Copy out the line containing "Give me a plain-text" and each line after it, through the last one in the material, exactly as written.

□ □ □ □ □ □ □

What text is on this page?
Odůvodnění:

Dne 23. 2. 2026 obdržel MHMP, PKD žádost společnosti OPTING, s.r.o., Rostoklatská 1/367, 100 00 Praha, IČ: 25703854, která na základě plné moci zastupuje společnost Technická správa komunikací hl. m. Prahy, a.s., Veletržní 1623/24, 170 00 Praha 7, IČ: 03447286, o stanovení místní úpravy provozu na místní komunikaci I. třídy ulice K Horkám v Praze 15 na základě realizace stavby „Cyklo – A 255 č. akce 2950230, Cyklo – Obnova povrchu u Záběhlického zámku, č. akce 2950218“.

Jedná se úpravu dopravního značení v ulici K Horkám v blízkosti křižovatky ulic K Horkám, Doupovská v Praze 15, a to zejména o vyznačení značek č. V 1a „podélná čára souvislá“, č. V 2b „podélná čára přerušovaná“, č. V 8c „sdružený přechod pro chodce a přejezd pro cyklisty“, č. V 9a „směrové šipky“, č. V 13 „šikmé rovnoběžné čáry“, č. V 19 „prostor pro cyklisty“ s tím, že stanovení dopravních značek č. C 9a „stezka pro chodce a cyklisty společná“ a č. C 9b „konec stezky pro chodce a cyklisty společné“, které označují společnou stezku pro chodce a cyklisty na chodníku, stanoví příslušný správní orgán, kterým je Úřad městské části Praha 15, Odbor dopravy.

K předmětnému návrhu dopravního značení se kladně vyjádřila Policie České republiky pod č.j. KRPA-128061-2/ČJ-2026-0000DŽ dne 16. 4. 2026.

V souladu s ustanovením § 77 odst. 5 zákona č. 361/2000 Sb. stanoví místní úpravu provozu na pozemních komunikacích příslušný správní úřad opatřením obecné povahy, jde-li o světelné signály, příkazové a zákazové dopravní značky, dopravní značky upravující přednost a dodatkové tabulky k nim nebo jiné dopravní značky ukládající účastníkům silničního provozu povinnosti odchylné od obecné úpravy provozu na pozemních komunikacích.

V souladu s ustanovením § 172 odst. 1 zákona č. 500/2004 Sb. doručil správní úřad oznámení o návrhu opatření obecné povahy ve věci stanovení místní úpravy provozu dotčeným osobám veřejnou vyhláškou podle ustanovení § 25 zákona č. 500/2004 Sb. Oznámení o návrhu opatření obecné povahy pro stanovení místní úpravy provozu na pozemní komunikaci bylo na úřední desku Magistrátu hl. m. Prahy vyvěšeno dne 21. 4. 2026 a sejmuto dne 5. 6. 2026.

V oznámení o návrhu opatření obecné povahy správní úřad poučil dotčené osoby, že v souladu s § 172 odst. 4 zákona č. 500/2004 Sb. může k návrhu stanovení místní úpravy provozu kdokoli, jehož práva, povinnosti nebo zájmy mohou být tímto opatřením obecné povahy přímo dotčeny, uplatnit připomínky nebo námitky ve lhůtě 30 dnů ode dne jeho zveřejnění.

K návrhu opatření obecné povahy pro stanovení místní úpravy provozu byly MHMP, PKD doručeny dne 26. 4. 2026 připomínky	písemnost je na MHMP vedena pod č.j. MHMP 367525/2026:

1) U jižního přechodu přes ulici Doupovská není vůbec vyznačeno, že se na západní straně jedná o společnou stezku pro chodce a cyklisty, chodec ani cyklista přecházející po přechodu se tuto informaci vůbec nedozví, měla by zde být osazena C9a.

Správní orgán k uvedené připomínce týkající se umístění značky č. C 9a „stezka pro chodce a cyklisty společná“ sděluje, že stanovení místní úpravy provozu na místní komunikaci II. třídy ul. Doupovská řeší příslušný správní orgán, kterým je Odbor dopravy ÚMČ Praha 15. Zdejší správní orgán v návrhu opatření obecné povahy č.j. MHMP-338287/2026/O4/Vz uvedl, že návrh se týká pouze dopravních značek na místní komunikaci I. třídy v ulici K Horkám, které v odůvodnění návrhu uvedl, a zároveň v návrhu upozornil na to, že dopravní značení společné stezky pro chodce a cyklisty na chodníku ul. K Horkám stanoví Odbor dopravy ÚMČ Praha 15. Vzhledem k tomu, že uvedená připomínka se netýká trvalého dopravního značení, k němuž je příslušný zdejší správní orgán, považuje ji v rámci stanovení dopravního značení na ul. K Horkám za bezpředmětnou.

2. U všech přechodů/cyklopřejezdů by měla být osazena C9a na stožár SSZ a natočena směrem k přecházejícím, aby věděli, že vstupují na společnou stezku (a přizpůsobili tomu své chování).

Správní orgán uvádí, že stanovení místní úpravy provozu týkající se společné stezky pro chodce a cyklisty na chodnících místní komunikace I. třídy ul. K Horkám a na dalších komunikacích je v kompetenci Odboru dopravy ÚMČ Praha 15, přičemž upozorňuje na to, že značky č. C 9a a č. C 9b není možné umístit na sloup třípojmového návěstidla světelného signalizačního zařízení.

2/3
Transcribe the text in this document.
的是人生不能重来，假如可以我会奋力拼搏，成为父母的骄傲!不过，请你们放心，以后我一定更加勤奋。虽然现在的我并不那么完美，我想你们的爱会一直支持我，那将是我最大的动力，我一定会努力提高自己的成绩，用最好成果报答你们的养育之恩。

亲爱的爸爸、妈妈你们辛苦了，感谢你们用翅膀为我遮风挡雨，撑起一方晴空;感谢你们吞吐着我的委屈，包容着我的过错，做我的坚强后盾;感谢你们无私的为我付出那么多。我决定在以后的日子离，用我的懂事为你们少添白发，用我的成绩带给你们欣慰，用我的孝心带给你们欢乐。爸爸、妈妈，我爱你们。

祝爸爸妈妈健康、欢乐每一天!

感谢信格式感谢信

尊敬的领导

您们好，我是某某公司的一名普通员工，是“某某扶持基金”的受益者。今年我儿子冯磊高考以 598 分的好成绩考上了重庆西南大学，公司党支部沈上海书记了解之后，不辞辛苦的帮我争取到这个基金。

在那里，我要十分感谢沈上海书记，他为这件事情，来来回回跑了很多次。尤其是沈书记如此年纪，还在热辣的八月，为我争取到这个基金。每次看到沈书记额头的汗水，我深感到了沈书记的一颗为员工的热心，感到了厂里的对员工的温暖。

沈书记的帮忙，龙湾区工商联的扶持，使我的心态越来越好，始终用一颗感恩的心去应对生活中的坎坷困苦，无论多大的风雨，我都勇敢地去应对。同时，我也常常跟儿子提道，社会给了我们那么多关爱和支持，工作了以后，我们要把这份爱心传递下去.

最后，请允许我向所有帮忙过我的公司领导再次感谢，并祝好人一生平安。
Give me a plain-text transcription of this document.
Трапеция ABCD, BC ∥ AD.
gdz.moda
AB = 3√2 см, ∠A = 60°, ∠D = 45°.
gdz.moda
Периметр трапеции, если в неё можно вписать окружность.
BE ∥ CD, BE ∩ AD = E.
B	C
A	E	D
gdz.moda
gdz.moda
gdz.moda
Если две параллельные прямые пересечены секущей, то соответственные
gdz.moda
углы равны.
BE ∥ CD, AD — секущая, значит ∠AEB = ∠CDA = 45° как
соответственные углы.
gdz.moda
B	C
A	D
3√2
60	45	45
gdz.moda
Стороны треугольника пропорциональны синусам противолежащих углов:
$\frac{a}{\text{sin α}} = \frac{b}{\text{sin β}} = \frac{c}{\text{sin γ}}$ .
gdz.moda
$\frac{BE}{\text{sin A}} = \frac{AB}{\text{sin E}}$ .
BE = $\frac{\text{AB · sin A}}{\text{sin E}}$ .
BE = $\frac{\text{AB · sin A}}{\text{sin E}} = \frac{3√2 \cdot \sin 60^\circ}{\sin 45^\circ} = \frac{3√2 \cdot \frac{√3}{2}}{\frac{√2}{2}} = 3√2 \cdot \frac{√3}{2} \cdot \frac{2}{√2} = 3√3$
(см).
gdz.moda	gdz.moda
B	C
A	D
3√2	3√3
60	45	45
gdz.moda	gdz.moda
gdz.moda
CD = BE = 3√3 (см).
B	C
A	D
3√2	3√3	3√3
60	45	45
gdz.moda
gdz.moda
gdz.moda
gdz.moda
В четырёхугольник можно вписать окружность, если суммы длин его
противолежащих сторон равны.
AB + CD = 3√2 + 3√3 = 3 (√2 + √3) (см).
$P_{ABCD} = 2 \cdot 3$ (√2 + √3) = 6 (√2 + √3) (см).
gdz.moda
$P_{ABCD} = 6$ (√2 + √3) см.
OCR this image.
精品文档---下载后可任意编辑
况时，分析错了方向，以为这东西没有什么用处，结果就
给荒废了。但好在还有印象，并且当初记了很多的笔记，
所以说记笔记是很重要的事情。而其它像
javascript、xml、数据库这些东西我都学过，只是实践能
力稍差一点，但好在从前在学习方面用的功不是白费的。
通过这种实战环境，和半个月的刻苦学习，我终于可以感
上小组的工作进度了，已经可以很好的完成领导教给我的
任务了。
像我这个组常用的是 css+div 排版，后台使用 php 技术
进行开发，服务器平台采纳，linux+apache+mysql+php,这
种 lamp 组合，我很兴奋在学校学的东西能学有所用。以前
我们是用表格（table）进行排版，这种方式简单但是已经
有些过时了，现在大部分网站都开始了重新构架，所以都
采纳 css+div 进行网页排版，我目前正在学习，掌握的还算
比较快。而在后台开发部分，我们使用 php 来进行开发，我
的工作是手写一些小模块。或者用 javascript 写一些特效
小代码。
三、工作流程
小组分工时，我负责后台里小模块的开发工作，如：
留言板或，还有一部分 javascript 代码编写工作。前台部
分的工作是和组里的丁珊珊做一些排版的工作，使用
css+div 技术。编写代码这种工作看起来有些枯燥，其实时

□ □ □ □ □ □ □

● Problem solution:
Give me a plain-text transcription of this document.
Трапеция ABCD, BC ∥ AD.
gdz.moda
AB = 3√2 см, ∠A = 60°, ∠D = 45°.
gdz.moda
Периметр трапеции, если в неё можно вписать окружность.
BE ∥ CD, BE ∩ AD = E.
B	C
A	E	D
gdz.moda
gdz.moda
gdz.moda
Если две параллельные прямые пересечены секущей, то соответственные
gdz.moda
углы равны.
BE ∥ CD, AD — секущая, значит ∠AEB = ∠CDA = 45° как
соответственные углы.
gdz.moda
B	C
A	D
3√2
60	45	45
gdz.moda
Стороны треугольника пропорциональны синусам противолежащих углов:
$\frac{a}{\text{sin α}} = \frac{b}{\text{sin β}} = \frac{c}{\text{sin γ}}$ .
gdz.moda
$\frac{BE}{\text{sin A}} = \frac{AB}{\text{sin E}}$ .
BE = $\frac{\text{AB · sin A}}{\text{sin E}}$ .
BE = $\frac{\text{AB · sin A}}{\text{sin E}} = \frac{3√2 \cdot \sin 60^\circ}{\sin 45^\circ} = \frac{3√2 \cdot \frac{√3}{2}}{\frac{√2}{2}} = 3√2 \cdot \frac{√3}{2} \cdot \frac{2}{√2} = 3√3$
(см).
gdz.moda	gdz.moda
B	C
A	D
3√2	3√3
60	45	45
gdz.moda	gdz.moda
gdz.moda
CD = BE = 3√3 (см).
B	C
A	D
3√2	3√3	3√3
60	45	45
gdz.moda
gdz.moda
gdz.moda
gdz.moda
В четырёхугольник можно вписать окружность, если суммы длин его
противолежащих сторон равны.
AB + CD = 3√2 + 3√3 = 3 (√2 + √3) (см).
$P_{ABCD} = 2 \cdot 3$ (√2 + √3) = 6 (√2 + √3) (см).
gdz.moda
$P_{ABCD} = 6$ (√2 + √3) см.
OCR this image.
精品文档---下载后可任意编辑
况时，分析错了方向，以为这东西没有什么用处，结果就
给荒废了。但好在还有印象，并且当初记了很多的笔记，
所以说记笔记是很重要的事情。而其它像
javascript、xml、数据库这些东西我都学过，只是实践能
力稍差一点，但好在从前在学习方面用的功不是白费的。
通过这种实战环境，和半个月的刻苦学习，我终于可以感
上小组的工作进度了，已经可以很好的完成领导教给我的
任务了。
像我这个组常用的是 css+div 排版，后台使用 php 技术
进行开发，服务器平台采纳，linux+apache+mysql+php,这
种 lamp 组合，我很兴奋在学校学的东西能学有所用。以前
我们是用表格（table）进行排版，这种方式简单但是已经
有些过时了，现在大部分网站都开始了重新构架，所以都
采纳 css+div 进行网页排版，我目前正在学习，掌握的还算
比较快。而在后台开发部分，我们使用 php 来进行开发，我
的工作是手写一些小模块。或者用 javascript 写一些特效
小代码。
三、工作流程
小组分工时，我负责后台里小模块的开发工作，如：
留言板或，还有一部分 javascript 代码编写工作。前台部
分的工作是和组里的丁珊珊做一些排版的工作，使用
css+div 技术。编写代码这种工作看起来有些枯燥，其实时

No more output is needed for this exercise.